#### WORK TO COMPLETE:
Exactly reproduce each entry, leaving out nothing.

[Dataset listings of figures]
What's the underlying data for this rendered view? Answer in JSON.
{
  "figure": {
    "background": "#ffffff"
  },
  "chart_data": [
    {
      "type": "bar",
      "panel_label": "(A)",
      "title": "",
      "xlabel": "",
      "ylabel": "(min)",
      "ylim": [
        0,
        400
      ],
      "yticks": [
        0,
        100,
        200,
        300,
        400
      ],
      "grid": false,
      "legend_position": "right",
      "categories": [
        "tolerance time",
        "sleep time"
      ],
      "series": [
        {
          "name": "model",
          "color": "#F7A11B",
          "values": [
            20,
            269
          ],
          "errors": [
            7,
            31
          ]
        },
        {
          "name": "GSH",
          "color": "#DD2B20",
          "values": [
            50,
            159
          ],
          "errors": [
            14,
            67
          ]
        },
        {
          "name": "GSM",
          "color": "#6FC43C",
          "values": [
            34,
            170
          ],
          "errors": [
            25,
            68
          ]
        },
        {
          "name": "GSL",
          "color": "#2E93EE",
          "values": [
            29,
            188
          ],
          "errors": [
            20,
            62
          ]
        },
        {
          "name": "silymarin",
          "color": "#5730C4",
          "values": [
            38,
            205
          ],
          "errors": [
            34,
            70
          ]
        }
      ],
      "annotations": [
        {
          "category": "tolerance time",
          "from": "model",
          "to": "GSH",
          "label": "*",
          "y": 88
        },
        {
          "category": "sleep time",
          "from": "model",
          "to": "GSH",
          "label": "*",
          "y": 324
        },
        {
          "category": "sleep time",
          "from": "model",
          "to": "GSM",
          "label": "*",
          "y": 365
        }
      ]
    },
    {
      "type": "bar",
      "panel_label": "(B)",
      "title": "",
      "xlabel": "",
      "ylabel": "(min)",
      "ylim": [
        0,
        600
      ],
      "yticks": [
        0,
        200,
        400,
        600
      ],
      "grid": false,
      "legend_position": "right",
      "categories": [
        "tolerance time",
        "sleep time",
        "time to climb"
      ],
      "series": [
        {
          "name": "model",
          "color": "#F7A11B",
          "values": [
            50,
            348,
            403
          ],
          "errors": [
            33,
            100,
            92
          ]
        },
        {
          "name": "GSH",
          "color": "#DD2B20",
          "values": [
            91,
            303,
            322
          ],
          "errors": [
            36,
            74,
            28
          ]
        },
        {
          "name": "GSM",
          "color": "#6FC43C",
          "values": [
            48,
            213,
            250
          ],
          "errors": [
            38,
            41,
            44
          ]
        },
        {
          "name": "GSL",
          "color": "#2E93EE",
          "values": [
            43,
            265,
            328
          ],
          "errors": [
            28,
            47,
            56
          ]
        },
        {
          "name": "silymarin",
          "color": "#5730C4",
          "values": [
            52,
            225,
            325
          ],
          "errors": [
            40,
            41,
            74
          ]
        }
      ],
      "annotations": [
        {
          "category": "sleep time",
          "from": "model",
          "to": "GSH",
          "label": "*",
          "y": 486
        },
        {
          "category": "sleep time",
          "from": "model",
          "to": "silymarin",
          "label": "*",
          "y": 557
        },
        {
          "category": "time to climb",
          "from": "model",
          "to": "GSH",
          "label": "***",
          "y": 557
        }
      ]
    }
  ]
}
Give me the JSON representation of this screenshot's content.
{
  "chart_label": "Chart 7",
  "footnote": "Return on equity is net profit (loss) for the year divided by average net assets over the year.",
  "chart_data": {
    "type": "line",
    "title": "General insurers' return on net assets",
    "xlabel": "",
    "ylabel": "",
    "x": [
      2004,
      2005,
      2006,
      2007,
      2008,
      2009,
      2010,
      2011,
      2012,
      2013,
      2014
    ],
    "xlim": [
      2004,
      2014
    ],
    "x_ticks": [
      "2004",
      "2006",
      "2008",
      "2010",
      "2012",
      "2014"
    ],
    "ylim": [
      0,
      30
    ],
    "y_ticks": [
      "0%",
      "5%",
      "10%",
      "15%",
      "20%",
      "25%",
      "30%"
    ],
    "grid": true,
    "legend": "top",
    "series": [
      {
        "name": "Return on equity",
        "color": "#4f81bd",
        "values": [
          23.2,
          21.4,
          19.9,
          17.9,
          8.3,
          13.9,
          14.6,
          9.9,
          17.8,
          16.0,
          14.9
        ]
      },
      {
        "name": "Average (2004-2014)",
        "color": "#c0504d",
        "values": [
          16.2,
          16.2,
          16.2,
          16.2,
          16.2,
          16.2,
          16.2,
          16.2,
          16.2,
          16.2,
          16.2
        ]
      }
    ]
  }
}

#### ANSWER:
What's the underlying data for this rendered view? Answer in JSON.
{
  "figure": {
    "background": "#ffffff"
  },
  "chart_data": [
    {
      "type": "bar",
      "panel_label": "(A)",
      "title": "",
      "xlabel": "",
      "ylabel": "(min)",
      "ylim": [
        0,
        400
      ],
      "yticks": [
        0,
        100,
        200,
        300,
        400
      ],
      "grid": false,
      "legend_position": "right",
      "categories": [
        "tolerance time",
        "sleep time"
      ],
      "series": [
        {
          "name": "model",
          "color": "#F7A11B",
          "values": [
            20,
            269
          ],
          "errors": [
            7,
            31
          ]
        },
        {
          "name": "GSH",
          "color": "#DD2B20",
          "values": [
            50,
            159
          ],
          "errors": [
            14,
            67
          ]
        },
        {
          "name": "GSM",
          "color": "#6FC43C",
          "values": [
            34,
            170
          ],
          "errors": [
            25,
            68
          ]
        },
        {
          "name": "GSL",
          "color": "#2E93EE",
          "values": [
            29,
            188
          ],
          "errors": [
            20,
            62
          ]
        },
        {
          "name": "silymarin",
          "color": "#5730C4",
          "values": [
            38,
            205
          ],
          "errors": [
            34,
            70
          ]
        }
      ],
      "annotations": [
        {
          "category": "tolerance time",
          "from": "model",
          "to": "GSH",
          "label": "*",
          "y": 88
        },
        {
          "category": "sleep time",
          "from": "model",
          "to": "GSH",
          "label": "*",
          "y": 324
        },
        {
          "category": "sleep time",
          "from": "model",
          "to": "GSM",
          "label": "*",
          "y": 365
        }
      ]
    },
    {
      "type": "bar",
      "panel_label": "(B)",
      "title": "",
      "xlabel": "",
      "ylabel": "(min)",
      "ylim": [
        0,
        600
      ],
      "yticks": [
        0,
        200,
        400,
        600
      ],
      "grid": false,
      "legend_position": "right",
      "categories": [
        "tolerance time",
        "sleep time",
        "time to climb"
      ],
      "series": [
        {
          "name": "model",
          "color": "#F7A11B",
          "values": [
            50,
            348,
            403
          ],
          "errors": [
            33,
            100,
            92
          ]
        },
        {
          "name": "GSH",
          "color": "#DD2B20",
          "values": [
            91,
            303,
            322
          ],
          "errors": [
            36,
            74,
            28
          ]
        },
        {
          "name": "GSM",
          "color": "#6FC43C",
          "values": [
            48,
            213,
            250
          ],
          "errors": [
            38,
            41,
            44
          ]
        },
        {
          "name": "GSL",
          "color": "#2E93EE",
          "values": [
            43,
            265,
            328
          ],
          "errors": [
            28,
            47,
            56
          ]
        },
        {
          "name": "silymarin",
          "color": "#5730C4",
          "values": [
            52,
            225,
            325
          ],
          "errors": [
            40,
            41,
            74
          ]
        }
      ],
      "annotations": [
        {
          "category": "sleep time",
          "from": "model",
          "to": "GSH",
          "label": "*",
          "y": 486
        },
        {
          "category": "sleep time",
          "from": "model",
          "to": "silymarin",
          "label": "*",
          "y": 557
        },
        {
          "category": "time to climb",
          "from": "model",
          "to": "GSH",
          "label": "***",
          "y": 557
        }
      ]
    }
  ]
}
Give me the JSON representation of this screenshot's content.
{
  "chart_label": "Chart 7",
  "footnote": "Return on equity is net profit (loss) for the year divided by average net assets over the year.",
  "chart_data": {
    "type": "line",
    "title": "General insurers' return on net assets",
    "xlabel": "",
    "ylabel": "",
    "x": [
      2004,
      2005,
      2006,
      2007,
      2008,
      2009,
      2010,
      2011,
      2012,
      2013,
      2014
    ],
    "xlim": [
      2004,
      2014
    ],
    "x_ticks": [
      "2004",
      "2006",
      "2008",
      "2010",
      "2012",
      "2014"
    ],
    "ylim": [
      0,
      30
    ],
    "y_ticks": [
      "0%",
      "5%",
      "10%",
      "15%",
      "20%",
      "25%",
      "30%"
    ],
    "grid": true,
    "legend": "top",
    "series": [
      {
        "name": "Return on equity",
        "color": "#4f81bd",
        "values": [
          23.2,
          21.4,
          19.9,
          17.9,
          8.3,
          13.9,
          14.6,
          9.9,
          17.8,
          16.0,
          14.9
        ]
      },
      {
        "name": "Average (2004-2014)",
        "color": "#c0504d",
        "values": [
          16.2,
          16.2,
          16.2,
          16.2,
          16.2,
          16.2,
          16.2,
          16.2,
          16.2,
          16.2,
          16.2
        ]
      }
    ]
  }
}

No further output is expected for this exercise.